TASK INSTRUCTIONS -
a. In the essay on Arturo Paoli, where does the quoted passage say Saint John of the Cross's "brothers" let him languish in prison?
b. Rewrite the paragraph of the Arturo Paoli essay that begins "I was late to discover Arturo Paoli" in shorter form, and keep its main facts.
c. Carry on the Arturo Paoli essay in the writer's voice, beginning after its final sentence.

SOURCE EXCERPT -
* Begin *
How Not to Write About Toledo

I was late to discover Arturo Paoli, and what I’ve read has made me wanting more to be available—both in general and in a language that I can read. But as I was reading the book of his that I both have enjoyed the most and been challenged the most by, I came to the following passage:

Saint John of the Cross has described his terrible climb up the icy wall to reach the pinnacle inaccessible to human beings—to reach “pure act,” that burning solitude where one must simply remove one’s shoes and adore. But when he reaches the top, he finds fields of flowers, deer, and brooks, making his sojourn delightful. Then he rediscovers painful solidarity with the men and women of his time and history. He returns to his “brothers,” who let him languish in prison in Toledo, and there in his cell he rediscovers what an exhilarating yet painful, miserable yet sublime, adventure it is to build communion where none exists.[1]

This I found neither enjoyable nor challenging. The reading experience was the exact opposite of both.
* End *
DATASET ROWS -
* Begin *
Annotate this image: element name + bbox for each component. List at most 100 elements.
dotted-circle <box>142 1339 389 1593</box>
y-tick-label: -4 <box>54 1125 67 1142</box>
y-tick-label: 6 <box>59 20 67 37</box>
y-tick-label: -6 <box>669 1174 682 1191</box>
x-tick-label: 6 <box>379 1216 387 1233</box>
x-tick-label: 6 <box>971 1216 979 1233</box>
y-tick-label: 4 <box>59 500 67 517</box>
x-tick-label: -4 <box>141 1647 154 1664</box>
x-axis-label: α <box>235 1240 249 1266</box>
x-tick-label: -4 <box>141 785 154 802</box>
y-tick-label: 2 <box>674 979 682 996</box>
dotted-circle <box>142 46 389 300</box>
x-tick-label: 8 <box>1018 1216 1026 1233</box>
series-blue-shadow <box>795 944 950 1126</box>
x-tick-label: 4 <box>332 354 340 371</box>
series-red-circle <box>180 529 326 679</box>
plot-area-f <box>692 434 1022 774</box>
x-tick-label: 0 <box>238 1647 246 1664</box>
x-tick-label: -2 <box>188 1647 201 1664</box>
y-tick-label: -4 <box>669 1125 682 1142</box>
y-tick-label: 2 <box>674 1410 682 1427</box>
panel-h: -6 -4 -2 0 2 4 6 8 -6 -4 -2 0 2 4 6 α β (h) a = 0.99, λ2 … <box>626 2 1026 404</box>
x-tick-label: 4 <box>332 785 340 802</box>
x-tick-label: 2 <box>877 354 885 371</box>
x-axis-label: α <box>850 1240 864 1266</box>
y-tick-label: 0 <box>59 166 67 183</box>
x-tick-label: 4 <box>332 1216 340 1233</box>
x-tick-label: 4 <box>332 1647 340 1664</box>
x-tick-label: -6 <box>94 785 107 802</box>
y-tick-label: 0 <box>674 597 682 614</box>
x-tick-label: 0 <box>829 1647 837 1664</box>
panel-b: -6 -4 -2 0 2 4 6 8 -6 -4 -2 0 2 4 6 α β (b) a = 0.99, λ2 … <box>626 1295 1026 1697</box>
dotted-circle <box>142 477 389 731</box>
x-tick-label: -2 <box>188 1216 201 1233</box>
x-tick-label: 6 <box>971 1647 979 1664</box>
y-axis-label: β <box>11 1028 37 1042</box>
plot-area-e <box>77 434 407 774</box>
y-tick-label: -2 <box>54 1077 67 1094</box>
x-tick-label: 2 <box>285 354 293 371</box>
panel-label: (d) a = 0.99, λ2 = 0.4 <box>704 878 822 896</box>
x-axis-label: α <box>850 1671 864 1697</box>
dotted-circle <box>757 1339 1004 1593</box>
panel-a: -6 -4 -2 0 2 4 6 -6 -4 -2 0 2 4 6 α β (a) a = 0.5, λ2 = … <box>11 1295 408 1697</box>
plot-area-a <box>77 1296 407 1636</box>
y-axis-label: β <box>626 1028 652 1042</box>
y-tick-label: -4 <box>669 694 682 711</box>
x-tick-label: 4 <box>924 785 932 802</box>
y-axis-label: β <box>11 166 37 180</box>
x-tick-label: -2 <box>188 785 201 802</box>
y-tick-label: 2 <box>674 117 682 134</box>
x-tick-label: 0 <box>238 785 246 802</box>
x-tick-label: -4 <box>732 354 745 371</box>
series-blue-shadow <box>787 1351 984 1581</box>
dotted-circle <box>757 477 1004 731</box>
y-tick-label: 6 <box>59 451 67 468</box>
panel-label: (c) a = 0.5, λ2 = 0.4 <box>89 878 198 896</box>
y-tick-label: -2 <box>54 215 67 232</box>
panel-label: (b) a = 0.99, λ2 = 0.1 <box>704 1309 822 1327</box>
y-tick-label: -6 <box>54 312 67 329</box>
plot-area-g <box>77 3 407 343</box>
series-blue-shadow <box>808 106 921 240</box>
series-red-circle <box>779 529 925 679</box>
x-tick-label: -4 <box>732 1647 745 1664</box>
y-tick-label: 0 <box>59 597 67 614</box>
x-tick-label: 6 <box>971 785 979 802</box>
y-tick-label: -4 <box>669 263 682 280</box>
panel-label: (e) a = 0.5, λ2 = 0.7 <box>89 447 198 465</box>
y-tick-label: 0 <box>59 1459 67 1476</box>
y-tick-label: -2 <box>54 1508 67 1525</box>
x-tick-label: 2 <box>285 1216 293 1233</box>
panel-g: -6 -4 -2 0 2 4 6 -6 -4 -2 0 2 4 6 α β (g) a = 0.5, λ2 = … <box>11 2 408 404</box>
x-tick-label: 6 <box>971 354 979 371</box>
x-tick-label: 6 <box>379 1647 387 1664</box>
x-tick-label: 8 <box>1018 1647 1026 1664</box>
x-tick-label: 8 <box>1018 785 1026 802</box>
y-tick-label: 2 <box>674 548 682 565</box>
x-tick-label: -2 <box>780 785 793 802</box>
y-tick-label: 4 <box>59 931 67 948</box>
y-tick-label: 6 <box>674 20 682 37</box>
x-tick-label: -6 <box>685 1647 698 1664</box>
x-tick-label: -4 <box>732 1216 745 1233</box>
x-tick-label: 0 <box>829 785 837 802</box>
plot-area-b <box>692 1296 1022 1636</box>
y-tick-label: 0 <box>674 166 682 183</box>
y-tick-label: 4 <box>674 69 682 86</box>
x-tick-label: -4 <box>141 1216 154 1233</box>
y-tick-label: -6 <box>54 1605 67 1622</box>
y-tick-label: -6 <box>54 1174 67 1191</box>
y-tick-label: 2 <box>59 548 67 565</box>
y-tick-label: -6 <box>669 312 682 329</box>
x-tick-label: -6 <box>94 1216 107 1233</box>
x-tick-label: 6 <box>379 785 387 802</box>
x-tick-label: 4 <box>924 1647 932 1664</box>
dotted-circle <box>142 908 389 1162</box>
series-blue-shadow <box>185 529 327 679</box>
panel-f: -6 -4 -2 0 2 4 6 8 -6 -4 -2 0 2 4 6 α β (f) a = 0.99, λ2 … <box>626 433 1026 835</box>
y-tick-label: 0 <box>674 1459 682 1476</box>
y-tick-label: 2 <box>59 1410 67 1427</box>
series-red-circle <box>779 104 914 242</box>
* End *
ANSWERS IN ORDER -
a. In Toledo.

b. I came to Arturo Paoli late and want more of his work available, in general and in a language I can read. While reading the book of his I have enjoyed most and found most challenging, I came across the following passage:

c.
Up until the final sentence quoted, this passage reads, I think, as a legitimate description of the spiritual trajectory of John of the Cross, at least as far as he narrates it to us in surviving documents. The sanjuanist path does seem largely individual—but never individualistic, always in concert with the exercise of the virtues with and for others—until it explodes into the majestic proclamation:

Mine are the heavens and mine is the earth. Mine are the nations, the just are mine, and mine the sinners. The angels are mine, and the Mother of God, and all things are mine; and God himself is mine and for me, because Christ is mine and all for me. (Sayings 27)[2]

When God is possessed surely, and we are possessed by God surely, then even in the most contemplative vocation, it becomes apparent that all is for all, I am for all, and all are for me. Creaturely common origin becomes ever-present. Creaturely community becomes paramount. Contemplation cannot deny the action of all and for all. I understand this as an interpretation of the itinerary of John of the Cross.

But what I can’t fathom is writing this sentence: “He returns to his ‘brothers,’ who let him languish in prison in Toledo, and there in his cell he rediscovers what an exhilarating yet painful, miserable yet sublime, adventure it is to build communion where none exists.”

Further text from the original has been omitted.